— EXERCISE PROMPT —
Find every line in the records below that holds the word "nSpeed", and copy each one.

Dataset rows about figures

[Begin]

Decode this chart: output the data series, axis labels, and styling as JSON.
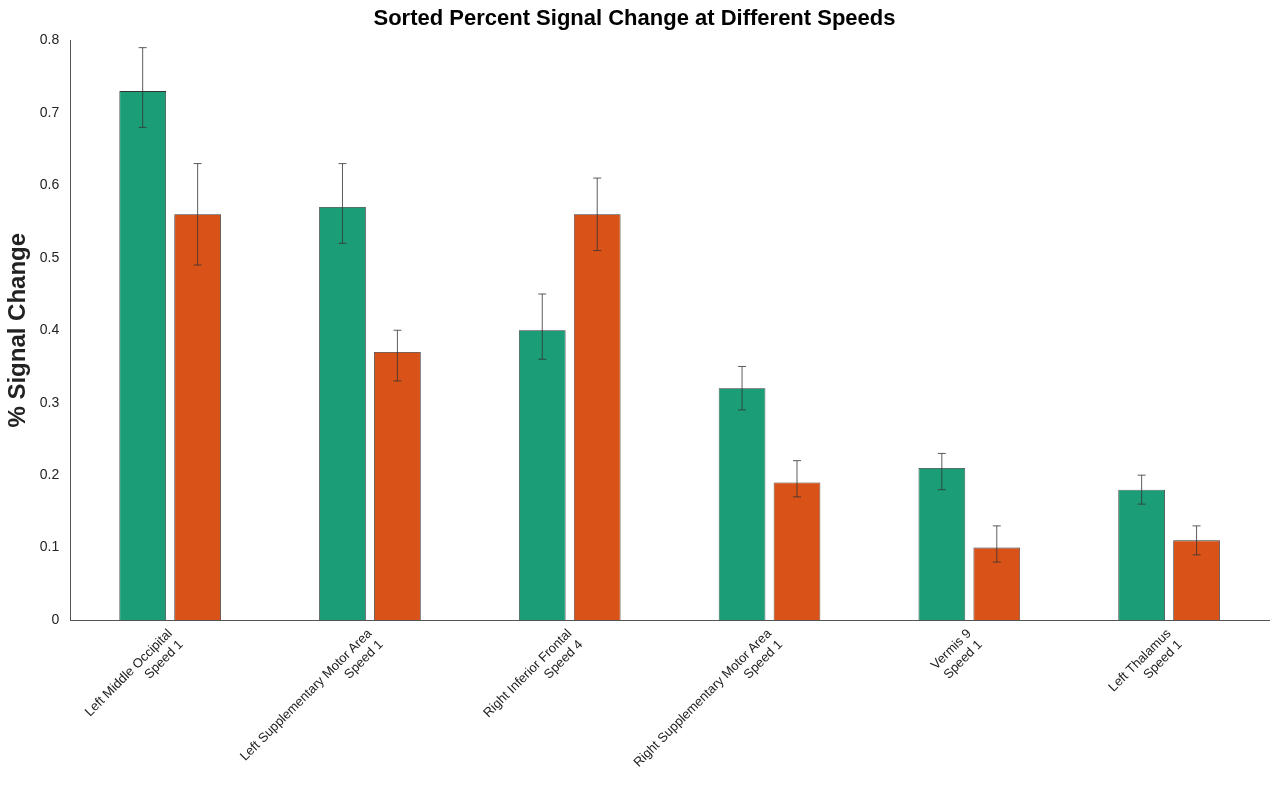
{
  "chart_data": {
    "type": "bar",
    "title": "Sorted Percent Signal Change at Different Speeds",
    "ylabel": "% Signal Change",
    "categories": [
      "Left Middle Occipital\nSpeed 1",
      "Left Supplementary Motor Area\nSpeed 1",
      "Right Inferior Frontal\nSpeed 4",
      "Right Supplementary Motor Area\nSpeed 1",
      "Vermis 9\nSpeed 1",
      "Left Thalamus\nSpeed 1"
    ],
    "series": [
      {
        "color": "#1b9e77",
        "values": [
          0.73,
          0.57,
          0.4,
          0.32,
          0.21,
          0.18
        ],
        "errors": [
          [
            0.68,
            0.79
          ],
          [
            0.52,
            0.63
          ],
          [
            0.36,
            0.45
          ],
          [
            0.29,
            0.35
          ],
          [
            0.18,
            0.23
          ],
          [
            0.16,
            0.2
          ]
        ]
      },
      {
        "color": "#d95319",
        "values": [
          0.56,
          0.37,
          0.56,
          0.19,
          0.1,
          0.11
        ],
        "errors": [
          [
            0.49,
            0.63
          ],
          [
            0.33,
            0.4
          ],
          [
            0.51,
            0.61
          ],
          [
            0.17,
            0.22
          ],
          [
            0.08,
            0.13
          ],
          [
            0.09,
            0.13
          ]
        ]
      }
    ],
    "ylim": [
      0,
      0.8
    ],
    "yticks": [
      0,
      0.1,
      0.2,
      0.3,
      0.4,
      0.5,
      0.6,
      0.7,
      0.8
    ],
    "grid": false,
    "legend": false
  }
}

[End]
[Begin]

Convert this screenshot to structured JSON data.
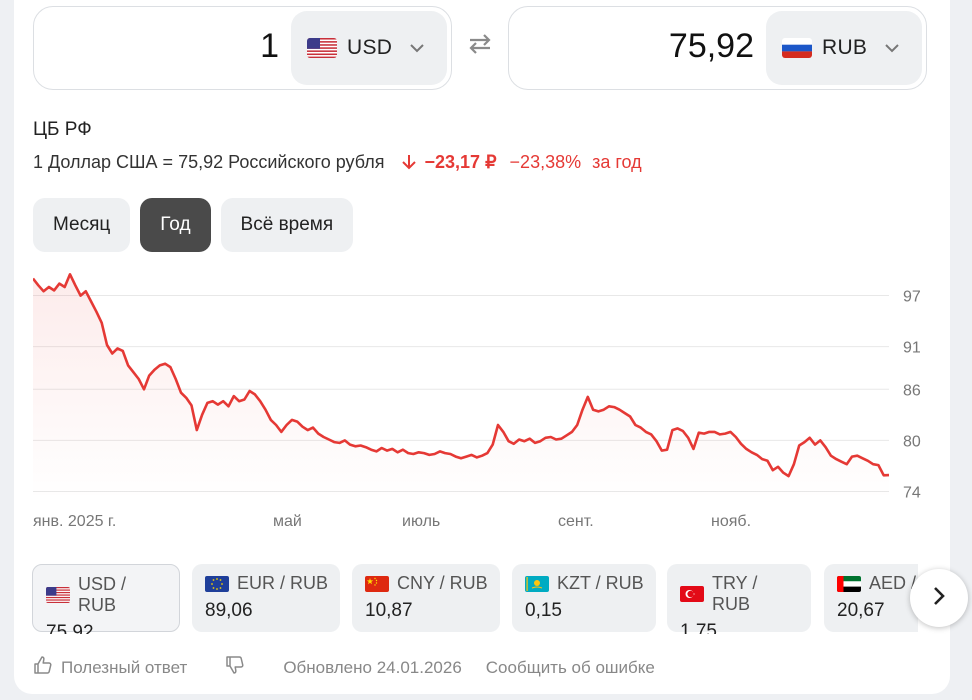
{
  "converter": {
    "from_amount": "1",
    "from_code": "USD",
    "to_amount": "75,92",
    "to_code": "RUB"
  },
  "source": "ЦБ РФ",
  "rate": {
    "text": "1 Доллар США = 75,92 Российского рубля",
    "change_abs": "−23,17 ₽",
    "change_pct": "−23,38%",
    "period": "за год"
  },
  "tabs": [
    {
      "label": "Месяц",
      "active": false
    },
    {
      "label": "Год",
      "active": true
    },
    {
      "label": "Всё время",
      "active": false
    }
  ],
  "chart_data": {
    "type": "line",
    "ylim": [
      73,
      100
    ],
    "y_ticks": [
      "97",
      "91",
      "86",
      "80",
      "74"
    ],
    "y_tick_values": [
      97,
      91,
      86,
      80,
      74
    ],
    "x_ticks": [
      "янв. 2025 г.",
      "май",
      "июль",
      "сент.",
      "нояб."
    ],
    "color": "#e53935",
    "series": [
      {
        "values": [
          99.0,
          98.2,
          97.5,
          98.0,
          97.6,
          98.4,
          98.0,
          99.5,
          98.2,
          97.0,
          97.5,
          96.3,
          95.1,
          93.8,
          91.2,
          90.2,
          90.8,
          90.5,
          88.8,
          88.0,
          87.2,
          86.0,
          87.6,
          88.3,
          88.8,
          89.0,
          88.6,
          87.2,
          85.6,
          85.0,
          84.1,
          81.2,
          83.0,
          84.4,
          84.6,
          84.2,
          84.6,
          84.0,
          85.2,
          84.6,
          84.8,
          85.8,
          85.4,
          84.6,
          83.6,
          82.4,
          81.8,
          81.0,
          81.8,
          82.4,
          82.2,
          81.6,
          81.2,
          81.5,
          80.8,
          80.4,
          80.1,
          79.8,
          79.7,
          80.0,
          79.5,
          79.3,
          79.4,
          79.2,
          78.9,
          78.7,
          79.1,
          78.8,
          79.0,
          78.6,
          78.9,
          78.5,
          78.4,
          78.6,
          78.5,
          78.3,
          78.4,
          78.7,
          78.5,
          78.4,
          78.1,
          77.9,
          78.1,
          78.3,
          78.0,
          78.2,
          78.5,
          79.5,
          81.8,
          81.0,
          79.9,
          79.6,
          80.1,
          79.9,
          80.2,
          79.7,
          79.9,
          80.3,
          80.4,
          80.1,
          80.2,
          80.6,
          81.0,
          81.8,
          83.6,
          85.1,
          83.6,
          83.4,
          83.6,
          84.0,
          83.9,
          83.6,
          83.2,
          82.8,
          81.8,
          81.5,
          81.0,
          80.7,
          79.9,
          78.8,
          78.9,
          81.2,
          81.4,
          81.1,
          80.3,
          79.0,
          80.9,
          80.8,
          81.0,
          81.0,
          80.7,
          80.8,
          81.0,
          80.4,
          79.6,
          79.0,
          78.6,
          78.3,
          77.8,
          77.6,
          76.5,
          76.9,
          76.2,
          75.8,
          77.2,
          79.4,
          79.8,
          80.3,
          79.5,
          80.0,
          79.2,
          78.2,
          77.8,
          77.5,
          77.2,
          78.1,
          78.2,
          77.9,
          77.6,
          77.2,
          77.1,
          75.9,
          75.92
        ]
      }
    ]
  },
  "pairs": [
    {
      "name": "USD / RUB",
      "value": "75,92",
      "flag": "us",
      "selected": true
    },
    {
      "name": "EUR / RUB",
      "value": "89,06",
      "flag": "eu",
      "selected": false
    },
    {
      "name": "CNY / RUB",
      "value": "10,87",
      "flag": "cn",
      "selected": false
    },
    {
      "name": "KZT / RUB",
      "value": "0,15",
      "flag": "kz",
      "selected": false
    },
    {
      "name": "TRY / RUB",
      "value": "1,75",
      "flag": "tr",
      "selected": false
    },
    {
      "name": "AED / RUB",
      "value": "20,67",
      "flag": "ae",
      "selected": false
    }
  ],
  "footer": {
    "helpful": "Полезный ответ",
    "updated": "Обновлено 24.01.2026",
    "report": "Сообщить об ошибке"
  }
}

[End]

— SOLUTION FOR THIS PROBLEM —
      "Left Middle Occipital\nSpeed 1",
      "Left Supplementary Motor Area\nSpeed 1",
      "Right Inferior Frontal\nSpeed 4",
      "Right Supplementary Motor Area\nSpeed 1",
      "Vermis 9\nSpeed 1",
      "Left Thalamus\nSpeed 1"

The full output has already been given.